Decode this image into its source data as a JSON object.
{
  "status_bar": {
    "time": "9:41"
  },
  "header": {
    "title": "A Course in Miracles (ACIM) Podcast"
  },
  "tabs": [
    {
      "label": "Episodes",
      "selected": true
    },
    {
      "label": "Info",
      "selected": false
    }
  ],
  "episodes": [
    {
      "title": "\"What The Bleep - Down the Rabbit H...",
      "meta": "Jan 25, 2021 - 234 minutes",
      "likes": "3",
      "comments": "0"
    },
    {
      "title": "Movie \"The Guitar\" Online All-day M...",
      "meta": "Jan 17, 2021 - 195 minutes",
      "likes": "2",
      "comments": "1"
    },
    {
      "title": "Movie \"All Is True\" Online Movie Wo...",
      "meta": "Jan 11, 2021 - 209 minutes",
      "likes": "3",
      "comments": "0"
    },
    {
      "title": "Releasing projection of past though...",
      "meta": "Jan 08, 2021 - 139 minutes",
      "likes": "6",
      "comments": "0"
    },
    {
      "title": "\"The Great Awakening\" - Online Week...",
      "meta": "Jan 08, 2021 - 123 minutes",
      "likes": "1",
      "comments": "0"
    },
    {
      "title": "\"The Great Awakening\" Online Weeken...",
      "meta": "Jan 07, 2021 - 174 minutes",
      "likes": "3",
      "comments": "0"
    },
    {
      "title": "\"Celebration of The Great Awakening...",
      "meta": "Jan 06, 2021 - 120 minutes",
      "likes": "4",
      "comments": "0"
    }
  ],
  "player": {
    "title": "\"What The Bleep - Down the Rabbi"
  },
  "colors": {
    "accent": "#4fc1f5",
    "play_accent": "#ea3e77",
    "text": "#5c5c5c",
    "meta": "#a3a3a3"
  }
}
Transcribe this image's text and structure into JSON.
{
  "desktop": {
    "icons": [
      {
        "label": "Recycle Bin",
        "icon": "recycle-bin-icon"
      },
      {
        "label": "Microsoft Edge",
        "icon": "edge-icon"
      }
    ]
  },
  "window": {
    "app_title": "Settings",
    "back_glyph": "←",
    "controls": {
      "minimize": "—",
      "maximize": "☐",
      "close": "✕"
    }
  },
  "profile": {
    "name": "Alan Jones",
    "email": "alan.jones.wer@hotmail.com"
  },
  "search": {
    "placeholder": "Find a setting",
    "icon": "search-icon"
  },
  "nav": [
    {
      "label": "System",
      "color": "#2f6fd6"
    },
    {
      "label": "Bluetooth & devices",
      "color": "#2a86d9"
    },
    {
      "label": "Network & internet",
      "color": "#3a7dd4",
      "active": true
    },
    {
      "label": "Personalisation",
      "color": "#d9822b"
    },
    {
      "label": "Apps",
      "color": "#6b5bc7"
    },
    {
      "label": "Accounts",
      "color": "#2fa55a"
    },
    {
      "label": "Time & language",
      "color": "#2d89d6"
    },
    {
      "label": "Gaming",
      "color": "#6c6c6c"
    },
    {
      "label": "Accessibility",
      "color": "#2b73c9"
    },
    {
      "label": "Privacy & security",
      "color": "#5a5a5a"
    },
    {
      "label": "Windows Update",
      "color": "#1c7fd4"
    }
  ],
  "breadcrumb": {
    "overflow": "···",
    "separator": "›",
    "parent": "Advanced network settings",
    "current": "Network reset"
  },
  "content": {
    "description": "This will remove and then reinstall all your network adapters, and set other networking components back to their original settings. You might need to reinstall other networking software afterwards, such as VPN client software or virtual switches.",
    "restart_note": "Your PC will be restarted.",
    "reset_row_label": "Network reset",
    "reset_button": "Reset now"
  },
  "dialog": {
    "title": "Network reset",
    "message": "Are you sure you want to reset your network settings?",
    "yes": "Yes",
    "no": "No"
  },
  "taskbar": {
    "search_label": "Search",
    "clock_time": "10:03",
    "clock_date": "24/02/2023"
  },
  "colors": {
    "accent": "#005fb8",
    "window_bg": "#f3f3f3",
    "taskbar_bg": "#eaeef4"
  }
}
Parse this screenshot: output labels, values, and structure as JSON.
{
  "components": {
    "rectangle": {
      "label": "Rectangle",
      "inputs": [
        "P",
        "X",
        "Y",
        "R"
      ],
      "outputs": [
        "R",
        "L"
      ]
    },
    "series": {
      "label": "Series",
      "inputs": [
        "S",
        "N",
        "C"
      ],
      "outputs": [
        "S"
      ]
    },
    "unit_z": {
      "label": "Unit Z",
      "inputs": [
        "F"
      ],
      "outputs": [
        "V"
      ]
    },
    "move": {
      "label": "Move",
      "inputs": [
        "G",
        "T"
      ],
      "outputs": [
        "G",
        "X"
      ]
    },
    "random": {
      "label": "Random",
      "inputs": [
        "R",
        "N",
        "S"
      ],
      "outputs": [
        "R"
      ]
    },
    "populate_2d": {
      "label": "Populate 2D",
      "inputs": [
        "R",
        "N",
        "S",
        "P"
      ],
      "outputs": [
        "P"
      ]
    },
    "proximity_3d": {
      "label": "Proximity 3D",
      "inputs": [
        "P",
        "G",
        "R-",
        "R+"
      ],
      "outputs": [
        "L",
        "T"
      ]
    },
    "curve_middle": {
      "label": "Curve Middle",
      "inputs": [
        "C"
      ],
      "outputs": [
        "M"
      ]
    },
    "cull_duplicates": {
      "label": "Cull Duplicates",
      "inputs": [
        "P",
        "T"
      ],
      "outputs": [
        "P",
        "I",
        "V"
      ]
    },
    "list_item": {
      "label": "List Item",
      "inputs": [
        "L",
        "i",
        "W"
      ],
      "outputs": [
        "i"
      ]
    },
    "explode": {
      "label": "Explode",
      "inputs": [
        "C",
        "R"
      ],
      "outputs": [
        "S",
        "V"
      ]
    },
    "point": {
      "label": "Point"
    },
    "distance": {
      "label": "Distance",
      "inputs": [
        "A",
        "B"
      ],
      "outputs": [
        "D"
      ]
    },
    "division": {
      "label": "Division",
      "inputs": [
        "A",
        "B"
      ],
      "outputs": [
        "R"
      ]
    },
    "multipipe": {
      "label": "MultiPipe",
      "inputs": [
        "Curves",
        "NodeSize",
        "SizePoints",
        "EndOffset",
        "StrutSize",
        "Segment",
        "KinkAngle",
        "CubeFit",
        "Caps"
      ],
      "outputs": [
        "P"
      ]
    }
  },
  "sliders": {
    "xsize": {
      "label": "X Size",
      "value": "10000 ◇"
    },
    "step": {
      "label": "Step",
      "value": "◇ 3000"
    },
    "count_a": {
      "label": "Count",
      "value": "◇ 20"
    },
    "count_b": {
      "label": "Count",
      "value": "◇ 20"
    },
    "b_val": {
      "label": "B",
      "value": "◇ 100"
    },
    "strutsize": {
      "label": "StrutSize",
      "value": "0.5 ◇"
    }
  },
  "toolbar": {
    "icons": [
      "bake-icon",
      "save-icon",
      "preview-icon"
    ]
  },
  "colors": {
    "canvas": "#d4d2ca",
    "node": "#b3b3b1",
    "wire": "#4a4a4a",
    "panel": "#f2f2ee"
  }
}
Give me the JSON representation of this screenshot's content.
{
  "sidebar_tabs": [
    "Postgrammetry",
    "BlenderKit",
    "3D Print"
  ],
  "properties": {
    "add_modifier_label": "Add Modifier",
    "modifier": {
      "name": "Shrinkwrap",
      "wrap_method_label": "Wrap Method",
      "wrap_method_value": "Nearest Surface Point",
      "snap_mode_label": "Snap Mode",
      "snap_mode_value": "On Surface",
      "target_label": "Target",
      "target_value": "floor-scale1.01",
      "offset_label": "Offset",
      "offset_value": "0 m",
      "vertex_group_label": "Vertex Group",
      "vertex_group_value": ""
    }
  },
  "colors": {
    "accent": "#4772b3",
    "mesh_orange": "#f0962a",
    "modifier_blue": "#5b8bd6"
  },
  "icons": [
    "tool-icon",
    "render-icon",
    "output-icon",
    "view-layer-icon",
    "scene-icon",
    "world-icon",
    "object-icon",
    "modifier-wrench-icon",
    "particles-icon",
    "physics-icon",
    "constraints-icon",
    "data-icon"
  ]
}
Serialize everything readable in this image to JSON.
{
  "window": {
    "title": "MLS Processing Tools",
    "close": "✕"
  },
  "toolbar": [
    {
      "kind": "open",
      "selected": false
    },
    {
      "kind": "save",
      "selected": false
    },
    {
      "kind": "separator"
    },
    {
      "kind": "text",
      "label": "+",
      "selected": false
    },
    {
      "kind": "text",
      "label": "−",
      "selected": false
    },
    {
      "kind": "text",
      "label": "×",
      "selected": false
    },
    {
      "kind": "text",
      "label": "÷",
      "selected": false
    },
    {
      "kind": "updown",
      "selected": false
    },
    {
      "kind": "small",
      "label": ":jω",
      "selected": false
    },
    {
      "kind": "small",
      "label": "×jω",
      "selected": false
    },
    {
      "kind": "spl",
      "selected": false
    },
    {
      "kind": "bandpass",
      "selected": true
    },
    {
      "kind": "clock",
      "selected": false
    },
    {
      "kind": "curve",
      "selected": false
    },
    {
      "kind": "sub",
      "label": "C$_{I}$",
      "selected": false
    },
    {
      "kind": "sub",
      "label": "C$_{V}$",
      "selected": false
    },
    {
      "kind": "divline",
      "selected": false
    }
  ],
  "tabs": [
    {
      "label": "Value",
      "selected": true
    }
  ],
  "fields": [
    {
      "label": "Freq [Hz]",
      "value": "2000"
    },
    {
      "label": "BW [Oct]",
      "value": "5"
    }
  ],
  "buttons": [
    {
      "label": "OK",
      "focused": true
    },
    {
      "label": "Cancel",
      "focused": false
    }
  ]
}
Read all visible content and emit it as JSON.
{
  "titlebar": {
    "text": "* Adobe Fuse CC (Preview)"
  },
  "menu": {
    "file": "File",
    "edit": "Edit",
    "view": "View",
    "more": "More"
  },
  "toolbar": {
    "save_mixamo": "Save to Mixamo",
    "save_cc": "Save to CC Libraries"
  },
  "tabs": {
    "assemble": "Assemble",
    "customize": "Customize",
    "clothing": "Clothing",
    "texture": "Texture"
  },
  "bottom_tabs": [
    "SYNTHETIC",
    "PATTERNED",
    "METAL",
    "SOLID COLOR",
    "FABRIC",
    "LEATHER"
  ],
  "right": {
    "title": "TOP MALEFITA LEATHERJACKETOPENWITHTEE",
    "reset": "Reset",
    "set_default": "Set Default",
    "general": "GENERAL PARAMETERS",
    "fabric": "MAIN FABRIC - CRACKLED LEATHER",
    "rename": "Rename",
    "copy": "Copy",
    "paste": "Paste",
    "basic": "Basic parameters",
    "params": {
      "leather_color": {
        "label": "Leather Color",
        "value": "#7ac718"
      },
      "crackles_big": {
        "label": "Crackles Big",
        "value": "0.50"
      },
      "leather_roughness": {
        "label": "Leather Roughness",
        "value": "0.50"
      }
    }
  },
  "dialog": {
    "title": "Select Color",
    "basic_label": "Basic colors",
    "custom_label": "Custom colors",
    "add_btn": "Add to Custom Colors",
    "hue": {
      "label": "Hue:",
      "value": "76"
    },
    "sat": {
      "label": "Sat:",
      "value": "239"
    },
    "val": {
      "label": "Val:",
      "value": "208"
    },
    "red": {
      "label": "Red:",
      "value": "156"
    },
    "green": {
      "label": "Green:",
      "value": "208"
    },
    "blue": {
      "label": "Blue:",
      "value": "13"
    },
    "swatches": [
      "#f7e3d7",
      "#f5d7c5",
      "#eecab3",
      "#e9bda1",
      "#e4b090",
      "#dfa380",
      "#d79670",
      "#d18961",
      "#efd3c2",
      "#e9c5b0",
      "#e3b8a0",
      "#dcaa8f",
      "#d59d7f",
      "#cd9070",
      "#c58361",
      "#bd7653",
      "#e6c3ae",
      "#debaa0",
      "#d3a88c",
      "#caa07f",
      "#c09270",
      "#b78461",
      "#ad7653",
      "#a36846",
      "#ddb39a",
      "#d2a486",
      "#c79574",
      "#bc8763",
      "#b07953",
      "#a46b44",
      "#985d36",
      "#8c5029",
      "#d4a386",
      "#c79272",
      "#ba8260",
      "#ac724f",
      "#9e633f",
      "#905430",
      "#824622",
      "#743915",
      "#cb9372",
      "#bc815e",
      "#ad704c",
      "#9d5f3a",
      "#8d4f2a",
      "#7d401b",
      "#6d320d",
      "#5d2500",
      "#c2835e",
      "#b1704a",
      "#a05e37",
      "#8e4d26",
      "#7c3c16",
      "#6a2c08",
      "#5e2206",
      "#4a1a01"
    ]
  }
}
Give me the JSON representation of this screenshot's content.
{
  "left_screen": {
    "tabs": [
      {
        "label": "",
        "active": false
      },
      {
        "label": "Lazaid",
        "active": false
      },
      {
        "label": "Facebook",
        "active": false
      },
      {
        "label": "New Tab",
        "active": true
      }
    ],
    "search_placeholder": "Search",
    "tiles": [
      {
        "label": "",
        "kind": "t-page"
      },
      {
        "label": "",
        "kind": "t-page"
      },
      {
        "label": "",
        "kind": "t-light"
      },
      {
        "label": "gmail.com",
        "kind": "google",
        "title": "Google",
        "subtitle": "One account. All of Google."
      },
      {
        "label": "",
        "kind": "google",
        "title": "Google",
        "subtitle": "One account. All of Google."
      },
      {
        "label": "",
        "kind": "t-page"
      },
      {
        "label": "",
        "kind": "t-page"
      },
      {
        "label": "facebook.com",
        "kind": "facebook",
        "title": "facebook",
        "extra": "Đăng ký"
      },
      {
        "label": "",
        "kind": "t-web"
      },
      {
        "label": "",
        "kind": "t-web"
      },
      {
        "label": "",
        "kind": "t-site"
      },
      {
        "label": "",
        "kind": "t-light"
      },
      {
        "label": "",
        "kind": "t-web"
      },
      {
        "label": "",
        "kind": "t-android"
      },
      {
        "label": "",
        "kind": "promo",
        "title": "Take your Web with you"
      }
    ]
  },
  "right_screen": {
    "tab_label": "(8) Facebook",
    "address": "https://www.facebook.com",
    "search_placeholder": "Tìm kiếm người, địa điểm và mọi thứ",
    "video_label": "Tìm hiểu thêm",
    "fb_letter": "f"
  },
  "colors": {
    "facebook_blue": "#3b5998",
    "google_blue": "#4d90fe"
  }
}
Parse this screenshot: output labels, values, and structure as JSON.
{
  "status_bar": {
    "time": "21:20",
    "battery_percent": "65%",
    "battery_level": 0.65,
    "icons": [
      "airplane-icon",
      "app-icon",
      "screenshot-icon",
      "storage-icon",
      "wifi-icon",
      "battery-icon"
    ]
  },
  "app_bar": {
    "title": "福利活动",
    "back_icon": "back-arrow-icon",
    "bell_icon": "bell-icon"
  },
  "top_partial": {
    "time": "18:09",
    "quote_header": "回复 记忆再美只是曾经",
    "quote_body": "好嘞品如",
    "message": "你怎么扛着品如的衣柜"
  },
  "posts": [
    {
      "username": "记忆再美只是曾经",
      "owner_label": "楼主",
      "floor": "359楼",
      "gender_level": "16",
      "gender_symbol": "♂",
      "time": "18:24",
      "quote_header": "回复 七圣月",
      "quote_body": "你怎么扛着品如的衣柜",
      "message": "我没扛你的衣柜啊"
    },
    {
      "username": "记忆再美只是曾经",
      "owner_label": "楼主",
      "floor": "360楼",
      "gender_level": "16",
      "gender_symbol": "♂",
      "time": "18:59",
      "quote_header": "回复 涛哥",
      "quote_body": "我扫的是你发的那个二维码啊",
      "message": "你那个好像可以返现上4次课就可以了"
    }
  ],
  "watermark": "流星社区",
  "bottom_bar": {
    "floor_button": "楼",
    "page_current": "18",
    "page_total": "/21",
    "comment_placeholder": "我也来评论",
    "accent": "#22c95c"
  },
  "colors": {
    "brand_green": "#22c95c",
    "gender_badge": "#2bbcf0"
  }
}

### [TASK DIRECTIONS]
Count the lines above that contain the word "Great", and reply with only that number.

### [OUTPUT]
3